WHAT IS ASKED
Determine how many lines in these records hold "this". Only the number is wanted.

INPUT RECORDS
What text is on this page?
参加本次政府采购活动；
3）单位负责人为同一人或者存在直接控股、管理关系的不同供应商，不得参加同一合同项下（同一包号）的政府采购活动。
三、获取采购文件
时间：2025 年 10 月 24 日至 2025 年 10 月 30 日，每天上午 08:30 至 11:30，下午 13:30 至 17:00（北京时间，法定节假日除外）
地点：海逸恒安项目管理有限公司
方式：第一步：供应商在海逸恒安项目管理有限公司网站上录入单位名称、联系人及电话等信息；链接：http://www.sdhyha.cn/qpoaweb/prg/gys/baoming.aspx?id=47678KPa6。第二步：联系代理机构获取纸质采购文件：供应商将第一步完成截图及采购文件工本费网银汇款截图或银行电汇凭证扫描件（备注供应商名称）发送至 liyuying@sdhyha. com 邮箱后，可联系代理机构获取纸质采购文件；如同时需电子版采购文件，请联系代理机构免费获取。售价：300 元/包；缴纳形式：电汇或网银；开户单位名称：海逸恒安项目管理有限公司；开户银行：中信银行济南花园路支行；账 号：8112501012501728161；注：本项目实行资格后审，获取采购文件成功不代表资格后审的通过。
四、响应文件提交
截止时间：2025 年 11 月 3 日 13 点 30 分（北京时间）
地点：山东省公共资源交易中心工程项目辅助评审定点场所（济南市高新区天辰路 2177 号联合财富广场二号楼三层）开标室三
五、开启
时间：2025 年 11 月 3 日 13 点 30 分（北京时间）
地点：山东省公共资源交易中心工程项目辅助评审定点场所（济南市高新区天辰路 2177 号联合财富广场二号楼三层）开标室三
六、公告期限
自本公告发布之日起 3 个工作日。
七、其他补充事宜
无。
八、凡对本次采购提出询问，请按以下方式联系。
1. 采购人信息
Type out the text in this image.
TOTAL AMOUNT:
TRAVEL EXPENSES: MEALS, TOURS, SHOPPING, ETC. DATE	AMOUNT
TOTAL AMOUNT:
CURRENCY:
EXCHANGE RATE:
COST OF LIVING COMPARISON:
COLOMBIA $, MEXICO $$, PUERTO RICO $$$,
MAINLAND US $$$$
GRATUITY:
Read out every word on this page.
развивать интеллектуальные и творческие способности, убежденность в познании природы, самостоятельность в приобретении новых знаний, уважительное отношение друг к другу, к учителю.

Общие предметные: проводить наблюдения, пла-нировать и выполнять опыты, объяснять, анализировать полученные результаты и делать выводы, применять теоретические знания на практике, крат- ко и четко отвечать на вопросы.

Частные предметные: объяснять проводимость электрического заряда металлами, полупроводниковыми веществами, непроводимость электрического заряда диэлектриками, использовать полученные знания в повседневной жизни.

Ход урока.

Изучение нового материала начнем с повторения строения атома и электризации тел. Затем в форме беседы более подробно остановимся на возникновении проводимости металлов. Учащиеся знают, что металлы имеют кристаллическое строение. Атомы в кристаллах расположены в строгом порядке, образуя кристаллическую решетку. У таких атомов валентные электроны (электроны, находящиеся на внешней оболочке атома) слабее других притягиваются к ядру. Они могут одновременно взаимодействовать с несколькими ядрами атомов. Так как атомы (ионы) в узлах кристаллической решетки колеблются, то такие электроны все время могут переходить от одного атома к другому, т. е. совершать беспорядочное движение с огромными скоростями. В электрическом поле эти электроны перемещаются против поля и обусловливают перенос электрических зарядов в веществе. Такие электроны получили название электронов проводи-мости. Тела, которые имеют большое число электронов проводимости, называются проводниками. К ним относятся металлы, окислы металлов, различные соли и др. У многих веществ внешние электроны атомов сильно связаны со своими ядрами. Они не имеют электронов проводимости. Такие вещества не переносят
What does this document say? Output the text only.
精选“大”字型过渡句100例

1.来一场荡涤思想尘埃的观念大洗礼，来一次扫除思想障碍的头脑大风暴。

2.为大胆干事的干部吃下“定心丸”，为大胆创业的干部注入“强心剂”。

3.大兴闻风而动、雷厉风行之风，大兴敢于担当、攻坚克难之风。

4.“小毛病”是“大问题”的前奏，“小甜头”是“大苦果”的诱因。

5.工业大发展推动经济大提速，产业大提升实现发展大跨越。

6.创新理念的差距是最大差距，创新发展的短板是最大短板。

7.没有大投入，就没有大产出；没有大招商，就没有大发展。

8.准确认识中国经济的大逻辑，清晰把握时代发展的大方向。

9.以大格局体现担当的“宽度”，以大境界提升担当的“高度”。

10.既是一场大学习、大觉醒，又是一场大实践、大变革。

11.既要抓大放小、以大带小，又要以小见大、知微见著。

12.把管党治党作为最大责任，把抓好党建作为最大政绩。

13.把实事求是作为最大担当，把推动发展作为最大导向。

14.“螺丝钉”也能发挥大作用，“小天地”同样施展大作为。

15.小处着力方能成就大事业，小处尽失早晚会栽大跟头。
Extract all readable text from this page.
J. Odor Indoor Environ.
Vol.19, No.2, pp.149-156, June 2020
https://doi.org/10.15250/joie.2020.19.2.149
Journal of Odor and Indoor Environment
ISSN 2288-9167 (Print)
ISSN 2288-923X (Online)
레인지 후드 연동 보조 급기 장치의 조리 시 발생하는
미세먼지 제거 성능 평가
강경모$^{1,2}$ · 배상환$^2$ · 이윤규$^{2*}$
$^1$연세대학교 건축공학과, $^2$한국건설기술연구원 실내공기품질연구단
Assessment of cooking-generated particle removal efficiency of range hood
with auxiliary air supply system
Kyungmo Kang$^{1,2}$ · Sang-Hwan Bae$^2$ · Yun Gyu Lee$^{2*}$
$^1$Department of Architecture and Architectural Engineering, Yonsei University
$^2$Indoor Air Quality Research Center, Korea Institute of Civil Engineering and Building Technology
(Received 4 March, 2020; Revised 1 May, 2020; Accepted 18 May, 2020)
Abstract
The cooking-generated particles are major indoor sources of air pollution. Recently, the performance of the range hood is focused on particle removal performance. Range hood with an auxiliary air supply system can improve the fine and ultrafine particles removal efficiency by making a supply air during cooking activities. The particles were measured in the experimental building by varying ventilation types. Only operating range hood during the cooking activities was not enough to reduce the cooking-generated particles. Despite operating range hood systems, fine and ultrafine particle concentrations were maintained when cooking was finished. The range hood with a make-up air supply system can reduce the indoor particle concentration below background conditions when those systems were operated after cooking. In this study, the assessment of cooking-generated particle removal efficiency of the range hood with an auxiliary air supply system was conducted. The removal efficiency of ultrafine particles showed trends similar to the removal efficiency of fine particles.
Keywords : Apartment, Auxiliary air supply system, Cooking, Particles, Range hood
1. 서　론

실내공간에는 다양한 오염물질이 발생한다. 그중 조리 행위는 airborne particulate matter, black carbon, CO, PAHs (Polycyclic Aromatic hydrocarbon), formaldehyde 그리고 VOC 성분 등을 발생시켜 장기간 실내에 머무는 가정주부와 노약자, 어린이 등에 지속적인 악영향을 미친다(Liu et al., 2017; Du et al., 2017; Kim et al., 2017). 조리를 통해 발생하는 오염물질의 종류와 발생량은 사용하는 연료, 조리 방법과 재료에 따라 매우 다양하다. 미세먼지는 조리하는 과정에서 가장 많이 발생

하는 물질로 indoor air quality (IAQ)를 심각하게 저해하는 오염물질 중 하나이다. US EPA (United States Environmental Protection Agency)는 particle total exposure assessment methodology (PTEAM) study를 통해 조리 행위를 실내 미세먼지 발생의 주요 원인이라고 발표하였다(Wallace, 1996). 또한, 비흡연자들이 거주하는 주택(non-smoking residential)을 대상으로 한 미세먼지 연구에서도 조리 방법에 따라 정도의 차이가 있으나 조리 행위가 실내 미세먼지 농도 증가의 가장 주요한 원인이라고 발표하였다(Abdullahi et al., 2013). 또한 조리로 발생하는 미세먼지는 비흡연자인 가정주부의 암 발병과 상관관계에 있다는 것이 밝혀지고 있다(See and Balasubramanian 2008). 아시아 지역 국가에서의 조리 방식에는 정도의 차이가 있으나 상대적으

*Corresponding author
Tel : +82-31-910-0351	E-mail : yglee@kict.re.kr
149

FINAL ANSWER
6